## OBJECTIVE
Reproduce all of the records exactly.
━━━━━ SUPPLIED DATA
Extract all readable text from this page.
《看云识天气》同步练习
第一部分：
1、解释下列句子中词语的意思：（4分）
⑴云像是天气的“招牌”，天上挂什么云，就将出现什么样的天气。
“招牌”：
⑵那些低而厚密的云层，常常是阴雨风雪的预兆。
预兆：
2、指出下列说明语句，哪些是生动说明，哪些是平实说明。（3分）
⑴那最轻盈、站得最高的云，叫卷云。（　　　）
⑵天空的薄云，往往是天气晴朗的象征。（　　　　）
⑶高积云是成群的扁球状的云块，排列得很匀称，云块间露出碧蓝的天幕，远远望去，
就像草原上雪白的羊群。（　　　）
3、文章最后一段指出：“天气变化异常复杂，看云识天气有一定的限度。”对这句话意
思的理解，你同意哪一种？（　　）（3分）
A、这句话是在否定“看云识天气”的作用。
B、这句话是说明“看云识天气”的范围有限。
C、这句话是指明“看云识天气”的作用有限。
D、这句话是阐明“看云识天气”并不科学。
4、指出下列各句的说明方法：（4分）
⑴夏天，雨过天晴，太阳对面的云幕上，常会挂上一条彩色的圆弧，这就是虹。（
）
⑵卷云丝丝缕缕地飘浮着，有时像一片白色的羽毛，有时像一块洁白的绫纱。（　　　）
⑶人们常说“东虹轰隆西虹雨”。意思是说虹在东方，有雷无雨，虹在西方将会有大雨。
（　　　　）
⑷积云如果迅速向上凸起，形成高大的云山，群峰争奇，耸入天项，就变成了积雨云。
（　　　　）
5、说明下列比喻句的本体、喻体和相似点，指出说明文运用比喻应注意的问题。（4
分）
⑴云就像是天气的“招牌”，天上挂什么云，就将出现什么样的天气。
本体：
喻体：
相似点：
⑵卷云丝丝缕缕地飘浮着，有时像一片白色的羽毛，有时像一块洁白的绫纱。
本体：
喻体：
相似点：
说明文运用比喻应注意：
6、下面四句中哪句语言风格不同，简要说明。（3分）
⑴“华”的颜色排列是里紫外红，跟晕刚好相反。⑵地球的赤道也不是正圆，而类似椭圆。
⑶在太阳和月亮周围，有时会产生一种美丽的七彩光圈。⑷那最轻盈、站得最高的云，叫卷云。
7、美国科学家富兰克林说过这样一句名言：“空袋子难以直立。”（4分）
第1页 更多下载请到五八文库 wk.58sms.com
━━━━━━━━━━
## RESULT
Extract all readable text from this page.
《看云识天气》同步练习
第一部分：
1、解释下列句子中词语的意思：（4分）
⑴云像是天气的“招牌”，天上挂什么云，就将出现什么样的天气。
“招牌”：
⑵那些低而厚密的云层，常常是阴雨风雪的预兆。
预兆：
2、指出下列说明语句，哪些是生动说明，哪些是平实说明。（3分）
⑴那最轻盈、站得最高的云，叫卷云。（　　　）
⑵天空的薄云，往往是天气晴朗的象征。（　　　　）
⑶高积云是成群的扁球状的云块，排列得很匀称，云块间露出碧蓝的天幕，远远望去，
就像草原上雪白的羊群。（　　　）
3、文章最后一段指出：“天气变化异常复杂，看云识天气有一定的限度。”对这句话意
思的理解，你同意哪一种？（　　）（3分）
A、这句话是在否定“看云识天气”的作用。
B、这句话是说明“看云识天气”的范围有限。
C、这句话是指明“看云识天气”的作用有限。
D、这句话是阐明“看云识天气”并不科学。
4、指出下列各句的说明方法：（4分）
⑴夏天，雨过天晴，太阳对面的云幕上，常会挂上一条彩色的圆弧，这就是虹。（
）
⑵卷云丝丝缕缕地飘浮着，有时像一片白色的羽毛，有时像一块洁白的绫纱。（　　　）
⑶人们常说“东虹轰隆西虹雨”。意思是说虹在东方，有雷无雨，虹在西方将会有大雨。
（　　　　）
⑷积云如果迅速向上凸起，形成高大的云山，群峰争奇，耸入天项，就变成了积雨云。
（　　　　）
5、说明下列比喻句的本体、喻体和相似点，指出说明文运用比喻应注意的问题。（4
分）
⑴云就像是天气的“招牌”，天上挂什么云，就将出现什么样的天气。
本体：
喻体：
相似点：
⑵卷云丝丝缕缕地飘浮着，有时像一片白色的羽毛，有时像一块洁白的绫纱。
本体：
喻体：
相似点：
说明文运用比喻应注意：
6、下面四句中哪句语言风格不同，简要说明。（3分）
⑴“华”的颜色排列是里紫外红，跟晕刚好相反。⑵地球的赤道也不是正圆，而类似椭圆。
⑶在太阳和月亮周围，有时会产生一种美丽的七彩光圈。⑷那最轻盈、站得最高的云，叫卷云。
7、美国科学家富兰克林说过这样一句名言：“空袋子难以直立。”（4分）
第1页 更多下载请到五八文库 wk.58sms.com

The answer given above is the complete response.